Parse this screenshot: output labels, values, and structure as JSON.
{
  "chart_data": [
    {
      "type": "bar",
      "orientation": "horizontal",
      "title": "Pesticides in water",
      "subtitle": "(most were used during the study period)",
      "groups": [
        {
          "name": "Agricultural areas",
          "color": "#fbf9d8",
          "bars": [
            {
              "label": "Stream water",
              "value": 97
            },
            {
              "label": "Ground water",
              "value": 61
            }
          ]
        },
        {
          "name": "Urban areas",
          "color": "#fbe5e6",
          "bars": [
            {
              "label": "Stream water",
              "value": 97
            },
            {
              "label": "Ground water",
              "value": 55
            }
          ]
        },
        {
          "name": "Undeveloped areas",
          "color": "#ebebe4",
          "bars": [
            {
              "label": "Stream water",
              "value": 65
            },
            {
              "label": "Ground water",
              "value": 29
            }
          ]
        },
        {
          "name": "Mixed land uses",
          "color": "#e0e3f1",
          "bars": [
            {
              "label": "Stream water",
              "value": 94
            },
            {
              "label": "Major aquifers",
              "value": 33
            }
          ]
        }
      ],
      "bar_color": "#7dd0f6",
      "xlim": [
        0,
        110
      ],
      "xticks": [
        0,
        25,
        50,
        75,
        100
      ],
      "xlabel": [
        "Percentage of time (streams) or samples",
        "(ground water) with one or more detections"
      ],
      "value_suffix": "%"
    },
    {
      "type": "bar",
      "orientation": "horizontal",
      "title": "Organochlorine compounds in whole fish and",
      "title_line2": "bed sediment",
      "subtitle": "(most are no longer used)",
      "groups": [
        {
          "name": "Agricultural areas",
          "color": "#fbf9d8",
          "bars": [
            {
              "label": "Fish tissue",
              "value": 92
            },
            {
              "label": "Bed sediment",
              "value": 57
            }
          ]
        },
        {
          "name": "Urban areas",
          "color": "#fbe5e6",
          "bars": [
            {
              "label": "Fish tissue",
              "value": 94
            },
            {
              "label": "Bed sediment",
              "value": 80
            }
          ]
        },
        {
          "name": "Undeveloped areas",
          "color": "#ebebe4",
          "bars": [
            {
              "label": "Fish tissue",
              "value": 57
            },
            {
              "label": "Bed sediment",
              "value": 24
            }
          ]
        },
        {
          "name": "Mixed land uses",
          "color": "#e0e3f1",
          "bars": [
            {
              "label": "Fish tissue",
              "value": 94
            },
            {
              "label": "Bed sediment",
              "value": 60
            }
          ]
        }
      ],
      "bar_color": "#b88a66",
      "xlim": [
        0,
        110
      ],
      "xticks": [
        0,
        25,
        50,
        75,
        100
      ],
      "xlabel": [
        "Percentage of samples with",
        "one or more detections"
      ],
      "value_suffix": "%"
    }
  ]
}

• • • •

→ **Task requirements**: Would you restate each of the entries word for word?

→ **Reply to the exercise**:
Parse this screenshot: output labels, values, and structure as JSON.
{
  "chart_data": [
    {
      "type": "bar",
      "orientation": "horizontal",
      "title": "Pesticides in water",
      "subtitle": "(most were used during the study period)",
      "groups": [
        {
          "name": "Agricultural areas",
          "color": "#fbf9d8",
          "bars": [
            {
              "label": "Stream water",
              "value": 97
            },
            {
              "label": "Ground water",
              "value": 61
            }
          ]
        },
        {
          "name": "Urban areas",
          "color": "#fbe5e6",
          "bars": [
            {
              "label": "Stream water",
              "value": 97
            },
            {
              "label": "Ground water",
              "value": 55
            }
          ]
        },
        {
          "name": "Undeveloped areas",
          "color": "#ebebe4",
          "bars": [
            {
              "label": "Stream water",
              "value": 65
            },
            {
              "label": "Ground water",
              "value": 29
            }
          ]
        },
        {
          "name": "Mixed land uses",
          "color": "#e0e3f1",
          "bars": [
            {
              "label": "Stream water",
              "value": 94
            },
            {
              "label": "Major aquifers",
              "value": 33
            }
          ]
        }
      ],
      "bar_color": "#7dd0f6",
      "xlim": [
        0,
        110
      ],
      "xticks": [
        0,
        25,
        50,
        75,
        100
      ],
      "xlabel": [
        "Percentage of time (streams) or samples",
        "(ground water) with one or more detections"
      ],
      "value_suffix": "%"
    },
    {
      "type": "bar",
      "orientation": "horizontal",
      "title": "Organochlorine compounds in whole fish and",
      "title_line2": "bed sediment",
      "subtitle": "(most are no longer used)",
      "groups": [
        {
          "name": "Agricultural areas",
          "color": "#fbf9d8",
          "bars": [
            {
              "label": "Fish tissue",
              "value": 92
            },
            {
              "label": "Bed sediment",
              "value": 57
            }
          ]
        },
        {
          "name": "Urban areas",
          "color": "#fbe5e6",
          "bars": [
            {
              "label": "Fish tissue",
              "value": 94
            },
            {
              "label": "Bed sediment",
              "value": 80
            }
          ]
        },
        {
          "name": "Undeveloped areas",
          "color": "#ebebe4",
          "bars": [
            {
              "label": "Fish tissue",
              "value": 57
            },
            {
              "label": "Bed sediment",
              "value": 24
            }
          ]
        },
        {
          "name": "Mixed land uses",
          "color": "#e0e3f1",
          "bars": [
            {
              "label": "Fish tissue",
              "value": 94
            },
            {
              "label": "Bed sediment",
              "value": 60
            }
          ]
        }
      ],
      "bar_color": "#b88a66",
      "xlim": [
        0,
        110
      ],
      "xticks": [
        0,
        25,
        50,
        75,
        100
      ],
      "xlabel": [
        "Percentage of samples with",
        "one or more detections"
      ],
      "value_suffix": "%"
    }
  ]
}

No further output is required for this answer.